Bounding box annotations
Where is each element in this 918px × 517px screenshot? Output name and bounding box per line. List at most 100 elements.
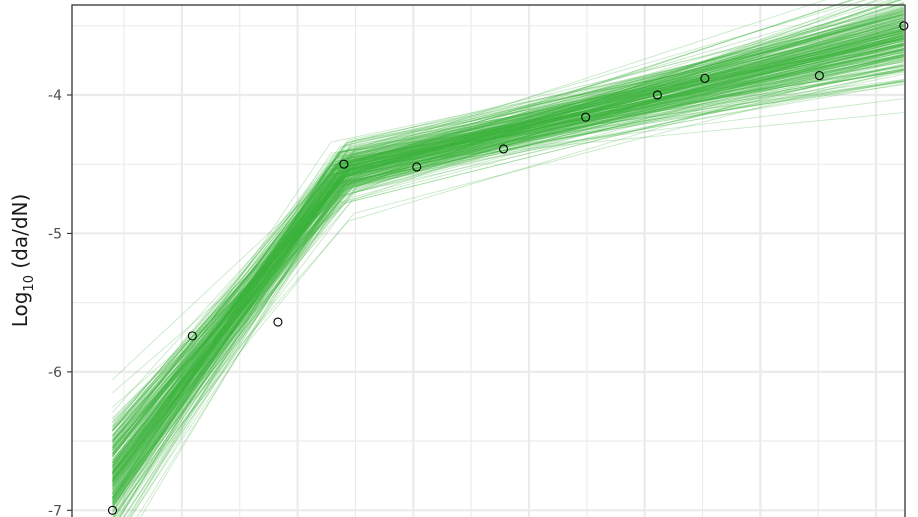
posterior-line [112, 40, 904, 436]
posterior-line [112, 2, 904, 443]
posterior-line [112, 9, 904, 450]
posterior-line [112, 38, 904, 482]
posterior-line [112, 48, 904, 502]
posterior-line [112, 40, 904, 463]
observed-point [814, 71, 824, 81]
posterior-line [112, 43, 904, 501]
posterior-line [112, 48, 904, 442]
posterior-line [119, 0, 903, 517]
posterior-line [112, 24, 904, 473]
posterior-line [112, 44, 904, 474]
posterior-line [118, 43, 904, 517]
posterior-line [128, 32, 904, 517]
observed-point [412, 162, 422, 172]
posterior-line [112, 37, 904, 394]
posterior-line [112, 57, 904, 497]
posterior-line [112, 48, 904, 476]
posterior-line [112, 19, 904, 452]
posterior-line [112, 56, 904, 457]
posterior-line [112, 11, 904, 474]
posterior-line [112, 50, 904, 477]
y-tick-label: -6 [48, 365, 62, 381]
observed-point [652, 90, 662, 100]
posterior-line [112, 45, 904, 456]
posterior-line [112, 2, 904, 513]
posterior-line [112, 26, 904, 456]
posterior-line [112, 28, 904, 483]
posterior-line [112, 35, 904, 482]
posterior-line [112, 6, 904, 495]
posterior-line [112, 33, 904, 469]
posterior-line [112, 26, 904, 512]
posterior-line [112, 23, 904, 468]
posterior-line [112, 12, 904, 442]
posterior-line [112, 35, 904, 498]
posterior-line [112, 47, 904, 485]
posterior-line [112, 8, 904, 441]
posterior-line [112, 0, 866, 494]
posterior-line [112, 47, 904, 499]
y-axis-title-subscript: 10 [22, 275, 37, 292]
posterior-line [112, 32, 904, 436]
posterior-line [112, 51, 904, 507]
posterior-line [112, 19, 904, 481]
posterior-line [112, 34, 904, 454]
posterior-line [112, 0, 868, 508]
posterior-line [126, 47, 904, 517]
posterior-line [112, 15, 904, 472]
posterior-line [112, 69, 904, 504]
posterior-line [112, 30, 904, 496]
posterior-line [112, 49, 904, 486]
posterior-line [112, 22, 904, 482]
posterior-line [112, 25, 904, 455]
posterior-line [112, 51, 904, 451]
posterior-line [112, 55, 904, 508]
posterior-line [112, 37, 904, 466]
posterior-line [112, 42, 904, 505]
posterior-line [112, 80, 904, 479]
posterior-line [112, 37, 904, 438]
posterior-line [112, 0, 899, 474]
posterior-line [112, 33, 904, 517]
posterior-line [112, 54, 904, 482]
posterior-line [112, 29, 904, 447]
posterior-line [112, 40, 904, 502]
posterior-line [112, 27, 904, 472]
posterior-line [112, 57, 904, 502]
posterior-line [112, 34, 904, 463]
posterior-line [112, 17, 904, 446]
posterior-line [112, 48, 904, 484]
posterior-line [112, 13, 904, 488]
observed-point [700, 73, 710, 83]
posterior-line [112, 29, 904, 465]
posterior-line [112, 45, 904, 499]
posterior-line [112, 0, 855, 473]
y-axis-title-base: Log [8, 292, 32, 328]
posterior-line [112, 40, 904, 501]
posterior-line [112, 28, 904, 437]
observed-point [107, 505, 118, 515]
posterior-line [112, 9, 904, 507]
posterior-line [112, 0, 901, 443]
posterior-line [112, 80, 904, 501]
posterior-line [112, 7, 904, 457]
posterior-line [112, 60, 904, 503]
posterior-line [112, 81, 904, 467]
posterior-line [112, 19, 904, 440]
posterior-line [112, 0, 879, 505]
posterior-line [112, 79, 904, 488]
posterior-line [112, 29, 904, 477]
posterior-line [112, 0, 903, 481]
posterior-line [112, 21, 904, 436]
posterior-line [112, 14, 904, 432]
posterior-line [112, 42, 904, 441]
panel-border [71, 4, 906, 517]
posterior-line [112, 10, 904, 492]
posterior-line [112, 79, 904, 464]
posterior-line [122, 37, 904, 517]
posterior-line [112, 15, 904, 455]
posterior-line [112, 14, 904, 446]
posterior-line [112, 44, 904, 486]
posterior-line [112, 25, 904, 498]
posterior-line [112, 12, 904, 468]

WHAT TO WORK ON
Rewrite the lines above, replacing every occurrence of "observed-point" with "data-point" and leaving everything else unchanged. Leave the pictures out of your answer.

ANSWER TO THE PROBLEM
Where is each element in this 918px × 517px screenshot? Output name and bounding box per line. List at most 100 elements.
posterior-line [112, 40, 904, 436]
posterior-line [112, 2, 904, 443]
posterior-line [112, 9, 904, 450]
posterior-line [112, 38, 904, 482]
posterior-line [112, 48, 904, 502]
posterior-line [112, 40, 904, 463]
data-point [814, 71, 824, 81]
posterior-line [112, 43, 904, 501]
posterior-line [112, 48, 904, 442]
posterior-line [119, 0, 903, 517]
posterior-line [112, 24, 904, 473]
posterior-line [112, 44, 904, 474]
posterior-line [118, 43, 904, 517]
posterior-line [128, 32, 904, 517]
data-point [412, 162, 422, 172]
posterior-line [112, 37, 904, 394]
posterior-line [112, 57, 904, 497]
posterior-line [112, 48, 904, 476]
posterior-line [112, 19, 904, 452]
posterior-line [112, 56, 904, 457]
posterior-line [112, 11, 904, 474]
posterior-line [112, 50, 904, 477]
y-tick-label: -6 [48, 365, 62, 381]
data-point [652, 90, 662, 100]
posterior-line [112, 45, 904, 456]
posterior-line [112, 2, 904, 513]
posterior-line [112, 26, 904, 456]
posterior-line [112, 28, 904, 483]
posterior-line [112, 35, 904, 482]
posterior-line [112, 6, 904, 495]
posterior-line [112, 33, 904, 469]
posterior-line [112, 26, 904, 512]
posterior-line [112, 23, 904, 468]
posterior-line [112, 12, 904, 442]
posterior-line [112, 35, 904, 498]
posterior-line [112, 47, 904, 485]
posterior-line [112, 8, 904, 441]
posterior-line [112, 0, 866, 494]
posterior-line [112, 47, 904, 499]
y-axis-title-subscript: 10 [22, 275, 37, 292]
posterior-line [112, 32, 904, 436]
posterior-line [112, 51, 904, 507]
posterior-line [112, 19, 904, 481]
posterior-line [112, 34, 904, 454]
posterior-line [112, 0, 868, 508]
posterior-line [126, 47, 904, 517]
posterior-line [112, 15, 904, 472]
posterior-line [112, 69, 904, 504]
posterior-line [112, 30, 904, 496]
posterior-line [112, 49, 904, 486]
posterior-line [112, 22, 904, 482]
posterior-line [112, 25, 904, 455]
posterior-line [112, 51, 904, 451]
posterior-line [112, 55, 904, 508]
posterior-line [112, 37, 904, 466]
posterior-line [112, 42, 904, 505]
posterior-line [112, 80, 904, 479]
posterior-line [112, 37, 904, 438]
posterior-line [112, 0, 899, 474]
posterior-line [112, 33, 904, 517]
posterior-line [112, 54, 904, 482]
posterior-line [112, 29, 904, 447]
posterior-line [112, 40, 904, 502]
posterior-line [112, 27, 904, 472]
posterior-line [112, 57, 904, 502]
posterior-line [112, 34, 904, 463]
posterior-line [112, 17, 904, 446]
posterior-line [112, 48, 904, 484]
posterior-line [112, 13, 904, 488]
data-point [700, 73, 710, 83]
posterior-line [112, 29, 904, 465]
posterior-line [112, 45, 904, 499]
posterior-line [112, 0, 855, 473]
y-axis-title-base: Log [8, 292, 32, 328]
posterior-line [112, 40, 904, 501]
posterior-line [112, 28, 904, 437]
data-point [107, 505, 118, 515]
posterior-line [112, 9, 904, 507]
posterior-line [112, 0, 901, 443]
posterior-line [112, 80, 904, 501]
posterior-line [112, 7, 904, 457]
posterior-line [112, 60, 904, 503]
posterior-line [112, 81, 904, 467]
posterior-line [112, 19, 904, 440]
posterior-line [112, 0, 879, 505]
posterior-line [112, 79, 904, 488]
posterior-line [112, 29, 904, 477]
posterior-line [112, 0, 903, 481]
posterior-line [112, 21, 904, 436]
posterior-line [112, 14, 904, 432]
posterior-line [112, 42, 904, 441]
panel-border [71, 4, 906, 517]
posterior-line [112, 10, 904, 492]
posterior-line [112, 79, 904, 464]
posterior-line [122, 37, 904, 517]
posterior-line [112, 15, 904, 455]
posterior-line [112, 14, 904, 446]
posterior-line [112, 44, 904, 486]
posterior-line [112, 25, 904, 498]
posterior-line [112, 12, 904, 468]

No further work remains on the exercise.